Every entry below must appear again, exactly as written.
= = = = = = =
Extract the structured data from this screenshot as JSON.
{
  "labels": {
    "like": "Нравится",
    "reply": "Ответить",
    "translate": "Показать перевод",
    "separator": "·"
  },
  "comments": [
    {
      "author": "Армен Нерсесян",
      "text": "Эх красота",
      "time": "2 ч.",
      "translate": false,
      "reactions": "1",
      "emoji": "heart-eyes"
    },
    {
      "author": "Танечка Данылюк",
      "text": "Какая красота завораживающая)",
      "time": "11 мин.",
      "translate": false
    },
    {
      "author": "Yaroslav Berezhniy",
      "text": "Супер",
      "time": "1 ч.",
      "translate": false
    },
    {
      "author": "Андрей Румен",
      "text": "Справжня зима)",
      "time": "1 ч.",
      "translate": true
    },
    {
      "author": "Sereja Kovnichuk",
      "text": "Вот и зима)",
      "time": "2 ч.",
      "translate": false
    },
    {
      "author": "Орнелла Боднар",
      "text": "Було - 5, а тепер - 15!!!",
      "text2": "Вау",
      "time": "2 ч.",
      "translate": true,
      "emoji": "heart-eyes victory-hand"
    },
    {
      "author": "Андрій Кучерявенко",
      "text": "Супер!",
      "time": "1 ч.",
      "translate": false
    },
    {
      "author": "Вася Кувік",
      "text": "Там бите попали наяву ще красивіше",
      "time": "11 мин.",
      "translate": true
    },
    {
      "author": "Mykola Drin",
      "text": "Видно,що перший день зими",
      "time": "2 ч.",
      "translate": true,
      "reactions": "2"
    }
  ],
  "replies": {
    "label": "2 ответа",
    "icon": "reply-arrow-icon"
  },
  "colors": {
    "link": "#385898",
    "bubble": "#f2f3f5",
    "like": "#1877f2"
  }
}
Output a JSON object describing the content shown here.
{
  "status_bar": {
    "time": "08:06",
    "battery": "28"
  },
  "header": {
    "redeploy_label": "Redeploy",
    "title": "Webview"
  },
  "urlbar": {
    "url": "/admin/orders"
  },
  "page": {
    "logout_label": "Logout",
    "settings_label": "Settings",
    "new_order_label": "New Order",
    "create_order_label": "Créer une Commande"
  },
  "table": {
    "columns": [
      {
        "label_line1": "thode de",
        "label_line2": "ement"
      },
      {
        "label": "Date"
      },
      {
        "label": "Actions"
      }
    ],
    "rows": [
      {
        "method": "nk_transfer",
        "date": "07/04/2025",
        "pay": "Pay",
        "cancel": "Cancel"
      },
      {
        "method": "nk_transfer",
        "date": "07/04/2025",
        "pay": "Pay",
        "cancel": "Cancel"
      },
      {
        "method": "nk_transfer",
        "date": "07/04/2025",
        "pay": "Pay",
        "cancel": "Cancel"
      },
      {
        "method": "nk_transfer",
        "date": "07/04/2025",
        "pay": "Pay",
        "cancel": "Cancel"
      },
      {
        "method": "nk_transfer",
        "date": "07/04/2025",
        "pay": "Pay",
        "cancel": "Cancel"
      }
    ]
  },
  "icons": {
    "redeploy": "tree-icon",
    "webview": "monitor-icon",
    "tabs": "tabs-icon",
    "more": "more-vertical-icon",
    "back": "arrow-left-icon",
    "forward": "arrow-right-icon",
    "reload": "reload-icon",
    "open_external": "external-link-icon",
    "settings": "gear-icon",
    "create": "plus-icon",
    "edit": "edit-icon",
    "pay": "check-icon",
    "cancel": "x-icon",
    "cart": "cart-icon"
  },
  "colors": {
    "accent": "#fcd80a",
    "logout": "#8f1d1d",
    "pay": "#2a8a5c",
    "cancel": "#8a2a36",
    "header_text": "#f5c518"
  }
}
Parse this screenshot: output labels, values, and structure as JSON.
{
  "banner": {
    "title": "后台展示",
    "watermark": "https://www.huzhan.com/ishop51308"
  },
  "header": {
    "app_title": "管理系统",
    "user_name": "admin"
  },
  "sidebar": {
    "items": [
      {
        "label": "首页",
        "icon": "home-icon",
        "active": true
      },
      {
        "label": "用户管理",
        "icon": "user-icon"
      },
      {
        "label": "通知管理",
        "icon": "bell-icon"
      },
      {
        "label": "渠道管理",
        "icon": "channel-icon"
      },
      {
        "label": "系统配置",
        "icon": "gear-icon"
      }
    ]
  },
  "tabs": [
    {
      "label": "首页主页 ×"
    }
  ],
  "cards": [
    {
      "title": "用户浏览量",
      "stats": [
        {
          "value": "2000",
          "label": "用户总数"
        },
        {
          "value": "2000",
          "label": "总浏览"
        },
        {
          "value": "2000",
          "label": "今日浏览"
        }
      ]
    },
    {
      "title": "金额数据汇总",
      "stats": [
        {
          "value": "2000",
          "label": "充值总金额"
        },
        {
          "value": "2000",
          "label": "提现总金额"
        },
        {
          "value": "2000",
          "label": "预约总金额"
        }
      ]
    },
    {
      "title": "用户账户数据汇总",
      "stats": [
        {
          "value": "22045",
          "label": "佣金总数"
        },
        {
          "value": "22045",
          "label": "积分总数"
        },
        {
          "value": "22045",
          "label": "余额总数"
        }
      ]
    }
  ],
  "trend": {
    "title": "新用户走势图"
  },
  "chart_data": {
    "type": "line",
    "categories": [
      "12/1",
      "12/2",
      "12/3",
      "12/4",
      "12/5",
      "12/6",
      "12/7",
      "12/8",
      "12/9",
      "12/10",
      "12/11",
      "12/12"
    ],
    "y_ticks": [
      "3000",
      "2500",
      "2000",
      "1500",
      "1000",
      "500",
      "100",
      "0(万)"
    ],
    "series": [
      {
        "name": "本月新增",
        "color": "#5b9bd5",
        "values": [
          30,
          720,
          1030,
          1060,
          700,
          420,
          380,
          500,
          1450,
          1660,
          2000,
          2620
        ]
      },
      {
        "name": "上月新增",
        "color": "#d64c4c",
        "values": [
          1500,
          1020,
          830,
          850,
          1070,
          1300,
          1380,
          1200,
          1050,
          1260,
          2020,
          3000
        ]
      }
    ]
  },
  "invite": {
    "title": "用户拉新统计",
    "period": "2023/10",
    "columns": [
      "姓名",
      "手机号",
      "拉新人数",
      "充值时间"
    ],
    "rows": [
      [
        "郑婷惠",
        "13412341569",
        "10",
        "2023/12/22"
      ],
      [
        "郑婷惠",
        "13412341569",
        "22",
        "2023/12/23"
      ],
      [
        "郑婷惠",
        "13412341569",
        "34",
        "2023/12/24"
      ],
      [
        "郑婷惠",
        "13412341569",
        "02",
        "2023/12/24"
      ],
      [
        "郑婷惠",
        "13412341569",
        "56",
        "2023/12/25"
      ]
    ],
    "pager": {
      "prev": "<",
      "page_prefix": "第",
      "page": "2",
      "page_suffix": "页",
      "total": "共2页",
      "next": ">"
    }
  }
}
= = = = = = =
_TASK OUTPUT_
Extract the structured data from this screenshot as JSON.
{
  "labels": {
    "like": "Нравится",
    "reply": "Ответить",
    "translate": "Показать перевод",
    "separator": "·"
  },
  "comments": [
    {
      "author": "Армен Нерсесян",
      "text": "Эх красота",
      "time": "2 ч.",
      "translate": false,
      "reactions": "1",
      "emoji": "heart-eyes"
    },
    {
      "author": "Танечка Данылюк",
      "text": "Какая красота завораживающая)",
      "time": "11 мин.",
      "translate": false
    },
    {
      "author": "Yaroslav Berezhniy",
      "text": "Супер",
      "time": "1 ч.",
      "translate": false
    },
    {
      "author": "Андрей Румен",
      "text": "Справжня зима)",
      "time": "1 ч.",
      "translate": true
    },
    {
      "author": "Sereja Kovnichuk",
      "text": "Вот и зима)",
      "time": "2 ч.",
      "translate": false
    },
    {
      "author": "Орнелла Боднар",
      "text": "Було - 5, а тепер - 15!!!",
      "text2": "Вау",
      "time": "2 ч.",
      "translate": true,
      "emoji": "heart-eyes victory-hand"
    },
    {
      "author": "Андрій Кучерявенко",
      "text": "Супер!",
      "time": "1 ч.",
      "translate": false
    },
    {
      "author": "Вася Кувік",
      "text": "Там бите попали наяву ще красивіше",
      "time": "11 мин.",
      "translate": true
    },
    {
      "author": "Mykola Drin",
      "text": "Видно,що перший день зими",
      "time": "2 ч.",
      "translate": true,
      "reactions": "2"
    }
  ],
  "replies": {
    "label": "2 ответа",
    "icon": "reply-arrow-icon"
  },
  "colors": {
    "link": "#385898",
    "bubble": "#f2f3f5",
    "like": "#1877f2"
  }
}
Output a JSON object describing the content shown here.
{
  "status_bar": {
    "time": "08:06",
    "battery": "28"
  },
  "header": {
    "redeploy_label": "Redeploy",
    "title": "Webview"
  },
  "urlbar": {
    "url": "/admin/orders"
  },
  "page": {
    "logout_label": "Logout",
    "settings_label": "Settings",
    "new_order_label": "New Order",
    "create_order_label": "Créer une Commande"
  },
  "table": {
    "columns": [
      {
        "label_line1": "thode de",
        "label_line2": "ement"
      },
      {
        "label": "Date"
      },
      {
        "label": "Actions"
      }
    ],
    "rows": [
      {
        "method": "nk_transfer",
        "date": "07/04/2025",
        "pay": "Pay",
        "cancel": "Cancel"
      },
      {
        "method": "nk_transfer",
        "date": "07/04/2025",
        "pay": "Pay",
        "cancel": "Cancel"
      },
      {
        "method": "nk_transfer",
        "date": "07/04/2025",
        "pay": "Pay",
        "cancel": "Cancel"
      },
      {
        "method": "nk_transfer",
        "date": "07/04/2025",
        "pay": "Pay",
        "cancel": "Cancel"
      },
      {
        "method": "nk_transfer",
        "date": "07/04/2025",
        "pay": "Pay",
        "cancel": "Cancel"
      }
    ]
  },
  "icons": {
    "redeploy": "tree-icon",
    "webview": "monitor-icon",
    "tabs": "tabs-icon",
    "more": "more-vertical-icon",
    "back": "arrow-left-icon",
    "forward": "arrow-right-icon",
    "reload": "reload-icon",
    "open_external": "external-link-icon",
    "settings": "gear-icon",
    "create": "plus-icon",
    "edit": "edit-icon",
    "pay": "check-icon",
    "cancel": "x-icon",
    "cart": "cart-icon"
  },
  "colors": {
    "accent": "#fcd80a",
    "logout": "#8f1d1d",
    "pay": "#2a8a5c",
    "cancel": "#8a2a36",
    "header_text": "#f5c518"
  }
}
Parse this screenshot: output labels, values, and structure as JSON.
{
  "banner": {
    "title": "后台展示",
    "watermark": "https://www.huzhan.com/ishop51308"
  },
  "header": {
    "app_title": "管理系统",
    "user_name": "admin"
  },
  "sidebar": {
    "items": [
      {
        "label": "首页",
        "icon": "home-icon",
        "active": true
      },
      {
        "label": "用户管理",
        "icon": "user-icon"
      },
      {
        "label": "通知管理",
        "icon": "bell-icon"
      },
      {
        "label": "渠道管理",
        "icon": "channel-icon"
      },
      {
        "label": "系统配置",
        "icon": "gear-icon"
      }
    ]
  },
  "tabs": [
    {
      "label": "首页主页 ×"
    }
  ],
  "cards": [
    {
      "title": "用户浏览量",
      "stats": [
        {
          "value": "2000",
          "label": "用户总数"
        },
        {
          "value": "2000",
          "label": "总浏览"
        },
        {
          "value": "2000",
          "label": "今日浏览"
        }
      ]
    },
    {
      "title": "金额数据汇总",
      "stats": [
        {
          "value": "2000",
          "label": "充值总金额"
        },
        {
          "value": "2000",
          "label": "提现总金额"
        },
        {
          "value": "2000",
          "label": "预约总金额"
        }
      ]
    },
    {
      "title": "用户账户数据汇总",
      "stats": [
        {
          "value": "22045",
          "label": "佣金总数"
        },
        {
          "value": "22045",
          "label": "积分总数"
        },
        {
          "value": "22045",
          "label": "余额总数"
        }
      ]
    }
  ],
  "trend": {
    "title": "新用户走势图"
  },
  "chart_data": {
    "type": "line",
    "categories": [
      "12/1",
      "12/2",
      "12/3",
      "12/4",
      "12/5",
      "12/6",
      "12/7",
      "12/8",
      "12/9",
      "12/10",
      "12/11",
      "12/12"
    ],
    "y_ticks": [
      "3000",
      "2500",
      "2000",
      "1500",
      "1000",
      "500",
      "100",
      "0(万)"
    ],
    "series": [
      {
        "name": "本月新增",
        "color": "#5b9bd5",
        "values": [
          30,
          720,
          1030,
          1060,
          700,
          420,
          380,
          500,
          1450,
          1660,
          2000,
          2620
        ]
      },
      {
        "name": "上月新增",
        "color": "#d64c4c",
        "values": [
          1500,
          1020,
          830,
          850,
          1070,
          1300,
          1380,
          1200,
          1050,
          1260,
          2020,
          3000
        ]
      }
    ]
  },
  "invite": {
    "title": "用户拉新统计",
    "period": "2023/10",
    "columns": [
      "姓名",
      "手机号",
      "拉新人数",
      "充值时间"
    ],
    "rows": [
      [
        "郑婷惠",
        "13412341569",
        "10",
        "2023/12/22"
      ],
      [
        "郑婷惠",
        "13412341569",
        "22",
        "2023/12/23"
      ],
      [
        "郑婷惠",
        "13412341569",
        "34",
        "2023/12/24"
      ],
      [
        "郑婷惠",
        "13412341569",
        "02",
        "2023/12/24"
      ],
      [
        "郑婷惠",
        "13412341569",
        "56",
        "2023/12/25"
      ]
    ],
    "pager": {
      "prev": "<",
      "page_prefix": "第",
      "page": "2",
      "page_suffix": "页",
      "total": "共2页",
      "next": ">"
    }
  }
}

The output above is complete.